[A block of data]
◆ ◆ ◆ ◆ ◆ ◆ ◆

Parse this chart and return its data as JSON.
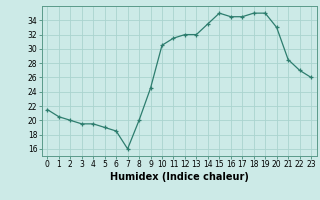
{
  "x": [
    0,
    1,
    2,
    3,
    4,
    5,
    6,
    7,
    8,
    9,
    10,
    11,
    12,
    13,
    14,
    15,
    16,
    17,
    18,
    19,
    20,
    21,
    22,
    23
  ],
  "y": [
    21.5,
    20.5,
    20.0,
    19.5,
    19.5,
    19.0,
    18.5,
    16.0,
    20.0,
    24.5,
    30.5,
    31.5,
    32.0,
    32.0,
    33.5,
    35.0,
    34.5,
    34.5,
    35.0,
    35.0,
    33.0,
    28.5,
    27.0,
    26.0
  ],
  "line_color": "#2d7d6e",
  "marker": "+",
  "background_color": "#cceae7",
  "grid_color": "#aad4cf",
  "xlabel": "Humidex (Indice chaleur)",
  "xlim": [
    -0.5,
    23.5
  ],
  "ylim": [
    15,
    36
  ],
  "yticks": [
    16,
    18,
    20,
    22,
    24,
    26,
    28,
    30,
    32,
    34
  ],
  "xticks": [
    0,
    1,
    2,
    3,
    4,
    5,
    6,
    7,
    8,
    9,
    10,
    11,
    12,
    13,
    14,
    15,
    16,
    17,
    18,
    19,
    20,
    21,
    22,
    23
  ],
  "tick_fontsize": 5.5,
  "label_fontsize": 7.0
}
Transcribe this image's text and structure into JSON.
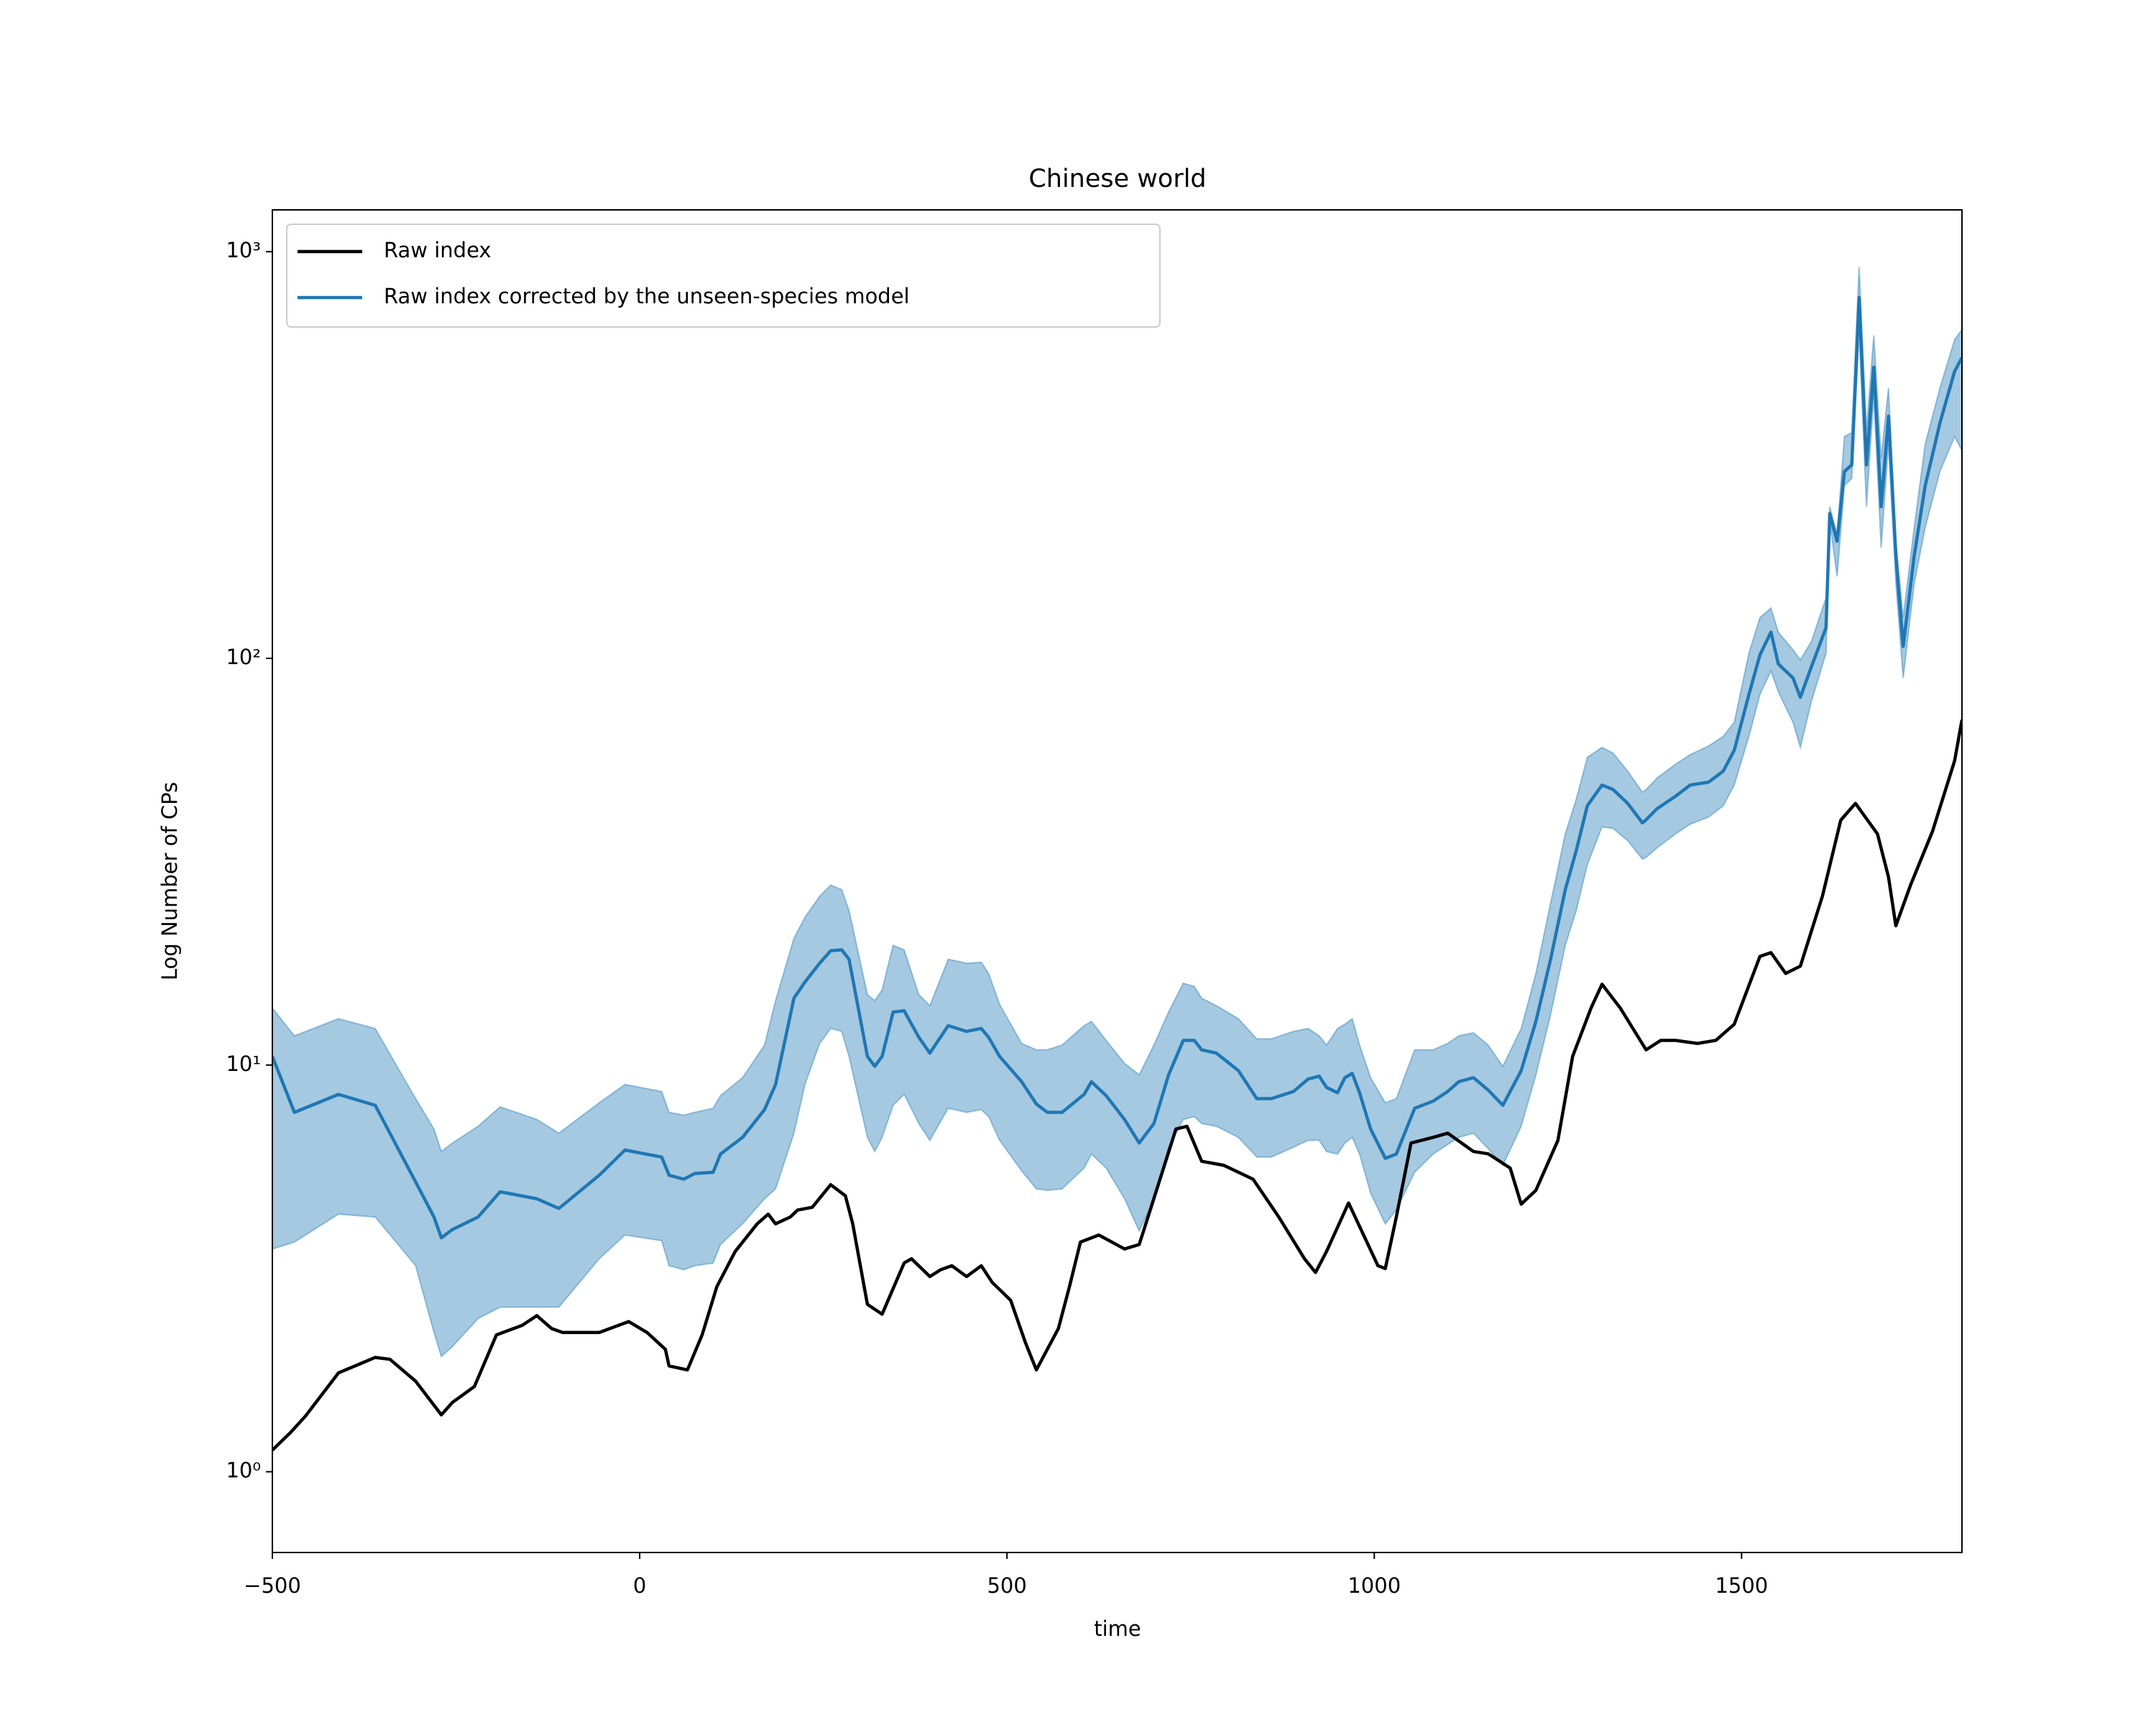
{
  "chart_data": {
    "type": "line",
    "title": "Chinese world",
    "xlabel": "time",
    "ylabel": "Log Number of CPs",
    "yscale": "log",
    "legend": "upper left",
    "band_opacity": 0.4,
    "xlim": [
      -500,
      1800
    ],
    "xticks": [
      {
        "value": -500,
        "label": "−500"
      },
      0,
      500,
      1000,
      1500
    ],
    "ylim": [
      0.633,
      1267
    ],
    "yticks": [
      {
        "value": 1,
        "label": "10⁰"
      },
      {
        "value": 10,
        "label": "10¹"
      },
      {
        "value": 100,
        "label": "10²"
      },
      {
        "value": 1000,
        "label": "10³"
      }
    ],
    "series": [
      {
        "name": "Raw index",
        "color": "#000000",
        "x": [
          -500,
          -475,
          -455,
          -410,
          -360,
          -340,
          -305,
          -270,
          -255,
          -225,
          -195,
          -160,
          -140,
          -120,
          -105,
          -55,
          -15,
          10,
          35,
          40,
          65,
          85,
          105,
          130,
          160,
          175,
          185,
          205,
          215,
          235,
          260,
          280,
          290,
          310,
          330,
          360,
          370,
          395,
          410,
          425,
          445,
          465,
          480,
          505,
          525,
          540,
          570,
          585,
          600,
          625,
          660,
          680,
          695,
          730,
          745,
          765,
          795,
          835,
          870,
          905,
          920,
          935,
          965,
          1005,
          1015,
          1030,
          1050,
          1080,
          1100,
          1135,
          1155,
          1185,
          1200,
          1220,
          1250,
          1270,
          1295,
          1310,
          1335,
          1370,
          1390,
          1410,
          1440,
          1465,
          1490,
          1525,
          1540,
          1560,
          1580,
          1610,
          1635,
          1655,
          1685,
          1700,
          1710,
          1730,
          1760,
          1790,
          1800
        ],
        "values": [
          1.13,
          1.25,
          1.37,
          1.75,
          1.91,
          1.89,
          1.67,
          1.38,
          1.48,
          1.62,
          2.17,
          2.29,
          2.42,
          2.25,
          2.2,
          2.2,
          2.34,
          2.2,
          2.0,
          1.82,
          1.78,
          2.17,
          2.85,
          3.48,
          4.07,
          4.3,
          4.07,
          4.23,
          4.4,
          4.47,
          5.08,
          4.77,
          4.07,
          2.58,
          2.44,
          3.26,
          3.34,
          3.02,
          3.14,
          3.21,
          3.02,
          3.21,
          2.92,
          2.64,
          2.08,
          1.78,
          2.25,
          2.85,
          3.67,
          3.82,
          3.53,
          3.62,
          4.4,
          6.96,
          7.07,
          5.8,
          5.67,
          5.24,
          4.23,
          3.34,
          3.09,
          3.48,
          4.58,
          3.21,
          3.16,
          4.23,
          6.43,
          6.64,
          6.8,
          6.13,
          6.05,
          5.58,
          4.55,
          4.92,
          6.53,
          10.5,
          13.8,
          15.8,
          13.8,
          10.9,
          11.5,
          11.5,
          11.3,
          11.5,
          12.6,
          18.5,
          18.9,
          16.8,
          17.5,
          26,
          40,
          44,
          37,
          29,
          22,
          27.7,
          37.6,
          56,
          70.6
        ]
      },
      {
        "name": "Raw index corrected by the unseen-species model",
        "color": "#1f77b4",
        "x": [
          -500,
          -470,
          -410,
          -360,
          -305,
          -280,
          -270,
          -255,
          -220,
          -190,
          -140,
          -110,
          -55,
          -20,
          30,
          40,
          60,
          75,
          100,
          110,
          140,
          170,
          185,
          210,
          225,
          245,
          260,
          275,
          285,
          310,
          320,
          330,
          345,
          360,
          380,
          395,
          420,
          445,
          465,
          475,
          490,
          520,
          540,
          555,
          575,
          605,
          615,
          635,
          660,
          680,
          700,
          720,
          740,
          755,
          765,
          785,
          815,
          840,
          860,
          890,
          910,
          925,
          935,
          950,
          960,
          970,
          980,
          995,
          1015,
          1030,
          1055,
          1080,
          1100,
          1115,
          1135,
          1155,
          1175,
          1200,
          1220,
          1240,
          1260,
          1275,
          1290,
          1310,
          1325,
          1345,
          1365,
          1370,
          1385,
          1410,
          1430,
          1455,
          1475,
          1490,
          1510,
          1525,
          1540,
          1550,
          1570,
          1580,
          1595,
          1615,
          1620,
          1630,
          1640,
          1650,
          1660,
          1670,
          1680,
          1690,
          1700,
          1710,
          1720,
          1735,
          1750,
          1770,
          1790,
          1800
        ],
        "values": [
          10.5,
          7.65,
          8.47,
          7.96,
          5.16,
          4.23,
          3.76,
          3.94,
          4.23,
          4.88,
          4.69,
          4.44,
          5.36,
          6.18,
          5.94,
          5.36,
          5.24,
          5.41,
          5.45,
          6.04,
          6.64,
          7.77,
          8.96,
          14.6,
          16.0,
          17.8,
          19.1,
          19.2,
          18.2,
          10.5,
          9.93,
          10.5,
          13.5,
          13.6,
          11.7,
          10.7,
          12.5,
          12.1,
          12.3,
          11.7,
          10.5,
          9.1,
          8.02,
          7.65,
          7.65,
          8.47,
          9.1,
          8.41,
          7.35,
          6.43,
          7.18,
          9.46,
          11.5,
          11.5,
          10.9,
          10.7,
          9.69,
          8.27,
          8.27,
          8.61,
          9.24,
          9.39,
          8.81,
          8.55,
          9.31,
          9.54,
          8.55,
          6.96,
          5.9,
          6.04,
          7.83,
          8.15,
          8.61,
          9.1,
          9.31,
          8.68,
          7.96,
          9.69,
          12.8,
          18.2,
          27.0,
          33.7,
          43.4,
          48.8,
          47.6,
          44.0,
          39.4,
          40.1,
          42.7,
          45.8,
          48.8,
          49.6,
          52.8,
          59.4,
          81.5,
          102,
          116,
          96.9,
          89.5,
          80.2,
          95.3,
          119,
          227,
          194,
          288,
          299,
          771,
          299,
          520,
          236,
          394,
          179,
          107,
          179,
          266,
          379,
          508,
          549
        ],
        "upper": [
          13.8,
          11.8,
          13.0,
          12.3,
          8.27,
          6.96,
          6.13,
          6.43,
          7.07,
          7.89,
          7.35,
          6.8,
          8.08,
          8.96,
          8.61,
          7.65,
          7.53,
          7.65,
          7.83,
          8.41,
          9.31,
          11.2,
          14.4,
          20.5,
          23.1,
          26.0,
          27.7,
          27.0,
          24.0,
          14.9,
          14.4,
          15.3,
          19.7,
          19.2,
          14.9,
          14.0,
          18.2,
          17.8,
          17.9,
          16.8,
          14.1,
          11.3,
          10.9,
          10.9,
          11.2,
          12.5,
          12.8,
          11.5,
          10.1,
          9.46,
          11.2,
          13.5,
          15.9,
          15.6,
          14.6,
          14.0,
          13.0,
          11.6,
          11.6,
          12.1,
          12.3,
          11.8,
          11.2,
          12.3,
          12.6,
          13.0,
          11.2,
          9.31,
          8.08,
          8.27,
          10.9,
          10.9,
          11.3,
          11.8,
          12.0,
          11.2,
          9.93,
          12.3,
          16.8,
          25.0,
          37.0,
          45.1,
          57.1,
          60.4,
          58.5,
          52.8,
          46.9,
          47.6,
          50.8,
          54.9,
          58.0,
          60.9,
          64.3,
          69.6,
          103,
          126,
          133,
          116,
          105,
          99.2,
          110,
          141,
          236,
          202,
          351,
          359,
          917,
          364,
          623,
          311,
          462,
          194,
          126,
          210,
          337,
          462,
          608,
          643
        ],
        "lower": [
          3.53,
          3.67,
          4.3,
          4.23,
          3.21,
          2.2,
          1.92,
          2.03,
          2.38,
          2.54,
          2.54,
          2.54,
          3.34,
          3.82,
          3.7,
          3.21,
          3.14,
          3.21,
          3.26,
          3.62,
          4.07,
          4.69,
          4.96,
          6.8,
          8.96,
          11.3,
          12.3,
          12.1,
          10.5,
          6.64,
          6.13,
          6.64,
          7.96,
          8.47,
          7.18,
          6.53,
          7.83,
          7.65,
          7.77,
          7.47,
          6.53,
          5.49,
          4.96,
          4.92,
          4.96,
          5.58,
          6.04,
          5.58,
          4.69,
          3.91,
          4.65,
          6.28,
          7.35,
          7.47,
          7.18,
          7.07,
          6.64,
          5.94,
          5.94,
          6.28,
          6.53,
          6.53,
          6.13,
          6.04,
          6.43,
          6.64,
          6.04,
          4.84,
          4.07,
          4.4,
          5.45,
          6.04,
          6.38,
          6.64,
          6.8,
          6.23,
          5.67,
          7.07,
          9.46,
          13.3,
          19.7,
          24.0,
          31.1,
          38.5,
          38.2,
          35.6,
          32.1,
          32.4,
          34.2,
          37.0,
          39.1,
          40.7,
          43.4,
          48.8,
          64.3,
          81.5,
          93.1,
          82.7,
          69.6,
          60.4,
          78.3,
          103,
          218,
          159,
          266,
          277,
          633,
          236,
          444,
          187,
          337,
          153,
          89.5,
          153,
          210,
          288,
          351,
          324
        ]
      }
    ]
  }
}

◆ ◆ ◆ ◆ ◆ ◆ ◆

▶ _DIRECTIONS_
Find all lines holding the string "xlabel" and copy them.

▶ _COMPLETE OUTPUT_
  "xlabel": "Humidex (Indice chaleur)",
    "xlabel": "time",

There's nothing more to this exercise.